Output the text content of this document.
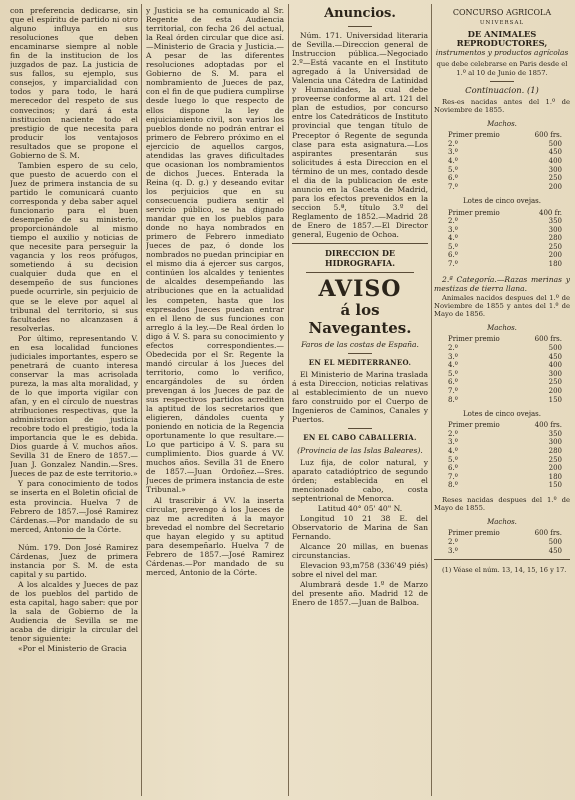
con preferencia dedicarse, sin que el espíritu de partido ni otro alguno influya en sus resoluciones que deben encaminarse siempre al noble fin de la institucion de los juzgados de paz. La justicia de sus fallos, su ejemplo, sus consejos, y imparcialidad con todos y para todo, le hará merecedor del respeto de sus convecinos; y dará á esta institucion naciente todo el prestigio de que necesita para producir los ventajosos resultados que se propone el Gobierno de S. M.

Tambien espero de su celo, que puesto de acuerdo con el Juez de primera instancia de su partido le comunicará cuanto corresponda y deba saber aquel funcionario para el buen desempeño de su ministerio, proporcionándole al mismo tiempo el auxilio y noticias de que necesite para perseguir la vagancia y los reos prófugos, sometiendo á su decision cualquier duda que en el desempeño de sus funciones puede ocurrirle, sin perjuicio de que se le eleve por aquel al tribunal del territorio, si sus facultades no alcanzasen á resolverlas.

Por último, representando V. en esa localidad funciones judiciales importantes, espero se penetrará de cuanto interesa conservar la mas acrisolada pureza, la mas alta moralidad, y de lo que importa vigilar con afan, y en el círculo de nuestras atribuciones respectivas, que la administracion de justicia recobre todo el prestigio, toda la importancia que le es debida. Dios guarde á V. muchos años. Sevilla 31 de Enero de 1857.—Juan J. Gonzalez Nandin.—Sres. Jueces de paz de este territorio.»

Y para conocimiento de todos se inserta en el Boletin oficial de esta provincia. Huelva 7 de Febrero de 1857.—José Ramirez Cárdenas.—Por mandado de su merced, Antonio de la Córte.

Núm. 179. Don José Ramirez Cárdenas, Juez de primera instancia por S. M. de esta capital y su partido.

A los alcaldes y Jueces de paz de los pueblos del partido de esta capital, hago saber: que por la sala de Gobierno de la Audiencia de Sevilla se me acaba de dirigir la circular del tenor siguiente:

«Por el Ministerio de Gracia

y Justicia se ha comunicado al Sr. Regente de esta Audiencia territorial, con fecha 26 del actual, la Real órden circular que dice así.—Ministerio de Gracia y Justicia.—A pesar de las diferentes resoluciones adoptadas por el Gobierno de S. M. para el nombramiento de Jueces de paz, con el fin de que pudiera cumplirse desde luego lo que respecto de ellos dispone la ley de enjuiciamiento civil, son varios los pueblos donde no podrán entrar el primero de Febrero próximo en el ejercicio de aquellos cargos, atendidas las graves dificultades que ocasionan los nombramientos de dichos Jueces. Enterada la Reina (q. D. g.) y deseando evitar los perjuicios que en su consecuencia pudiera sentir el servicio público, se ha dignado mandar que en los pueblos para donde no haya nombrados en primero de Febrero inmediato Jueces de paz, ó donde los nombrados no puedan principiar en el mismo dia á ejercer sus cargos, continúen los alcaldes y tenientes de alcaldes desempeñando las atribuciones que en la actualidad les competen, hasta que los expresados Jueces puedan entrar en el lleno de sus funciones con arreglo á la ley.—De Real órden lo digo á V. S. para su conocimiento y efectos correspondientes.—Obedecida por el Sr. Regente la mandó circular á los Jueces del territorio, como lo verifico, encargándoles de su órden prevengan á los Jueces de paz de sus respectivos partidos acrediten la aptitud de los secretarios que eligieren, dándoles cuenta y poniendo en noticia de la Regencia oportunamente lo que resultare.—Lo que participo á V. S. para su cumplimiento. Dios guarde á VV. muchos años. Sevilla 31 de Enero de 1857.—Juan Ordoñez.—Sres. Jueces de primera instancia de este Tribunal.»

Al trascribir á VV. la inserta circular, prevengo á los Jueces de paz me acrediten á la mayor brevedad el nombre del Secretario que hayan elegido y su aptitud para desempeñarlo. Huelva 7 de Febrero de 1857.—José Ramirez Cárdenas.—Por mandado de su merced, Antonio de la Córte.

Anuncios.

Núm. 171. Universidad literaria de Sevilla.—Direccion general de Instruccion pública.—Negociado 2.º—Está vacante en el Instituto agregado á la Universidad de Valencia una Cátedra de Latinidad y Humanidades, la cual debe proveerse conforme al art. 121 del plan de estudios, por concurso entre los Catedráticos de Instituto provincial que tengan título de Preceptor ó Regente de segunda clase para esta asignatura.—Los aspirantes presentarán sus solicitudes á esta Direccion en el término de un mes, contado desde el dia de la publicacion de este anuncio en la Gaceta de Madrid, para los efectos prevenidos en la seccion 5.ª, título 3.º del Reglamento de 1852.—Madrid 28 de Enero de 1857.—El Director general, Eugenio de Ochoa.

DIRECCION DE HIDROGRAFIA.
AVISO
á los Navegantes.
Faros de las costas de España.
EN EL MEDITERRANEO.

El Ministerio de Marina traslada á esta Direccion, noticias relativas al establecimiento de un nuevo faro construido por el Cuerpo de Ingenieros de Caminos, Canales y Puertos.

EN EL CABO CABALLERIA.
(Provincia de las Islas Baleares).

Luz fija, de color natural, y aparato catadióptrico de segundo órden; establecida en el mencionado cabo, costa septentrional de Menorca.

Latitud 40° 05' 40" N.

Longitud 10 21 38 E. del Observatorio de Marina de San Fernando.

Alcance 20 millas, en buenas circunstancias.

Elevacion 93,m758 (336'49 piés) sobre el nivel del mar.

Alumbrará desde 1.º de Marzo del presente año. Madrid 12 de Enero de 1857.—Juan de Balboa.

CONCURSO AGRICOLA
UNIVERSAL
DE ANIMALES REPRODUCTORES,
instrumentos y productos agrícolas
que debe celebrarse en Paris desde el 1.º al 10 de Junio de 1857.
Continuacion. (1)

Res-es nacidas antes del 1.º de Noviembre de 1855.

Machos.
Primer premio	600 frs.
2.º	500
3.º	450
4.º	400
5.º	300
6.º	250
7.º	200
Lotes de cinco ovejas.
Primer premio	400 fr.
2.º	350
3.º	300
4.º	280
5.º	250
6.º	200
7.º	180

2.ª Categoría.—Razas merinas y mestizas de tierra llana.

Animales nacidos despues del 1.º de Noviembre de 1855 y antes del 1.º de Mayo de 1856.

Machos.
Primer premio	600 frs.
2.º	500
3.º	450
4.º	400
5.º	300
6.º	250
7.º	200
8.º	150
Lotes de cinco ovejas.
Primer premio	400 frs.
2.º	350
3.º	300
4.º	280
5.º	250
6.º	200
7.º	180
8.º	150

Reses nacidas despues del 1.º de Mayo de 1855.

Machos.
Primer premio	600 frs.
2.º	500
3.º	450

(1) Véase el núm. 13, 14, 15, 16 y 17.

AIM: Filter lines by "saber" and return each hit.

THE SOLUTION:
Tambien espero de su celo, que puesto de acuerdo con el Juez de primera instancia de su partido le comunicará cuanto corresponda y deba saber aquel funcionario para el buen desempeño de su ministerio, proporcionándole al mismo tiempo el auxilio y noticias de que necesite para perseguir la vagancia y los reos prófugos, sometiendo á su decision cualquier duda que en el desempeño de sus funciones puede ocurrirle, sin perjuicio de que se le eleve por aquel al tribunal del territorio, si sus facultades no alcanzasen á resolverlas.
A los alcaldes y Jueces de paz de los pueblos del partido de esta capital, hago saber: que por la sala de Gobierno de la Audiencia de Sevilla se me acaba de dirigir la circular del tenor siguiente:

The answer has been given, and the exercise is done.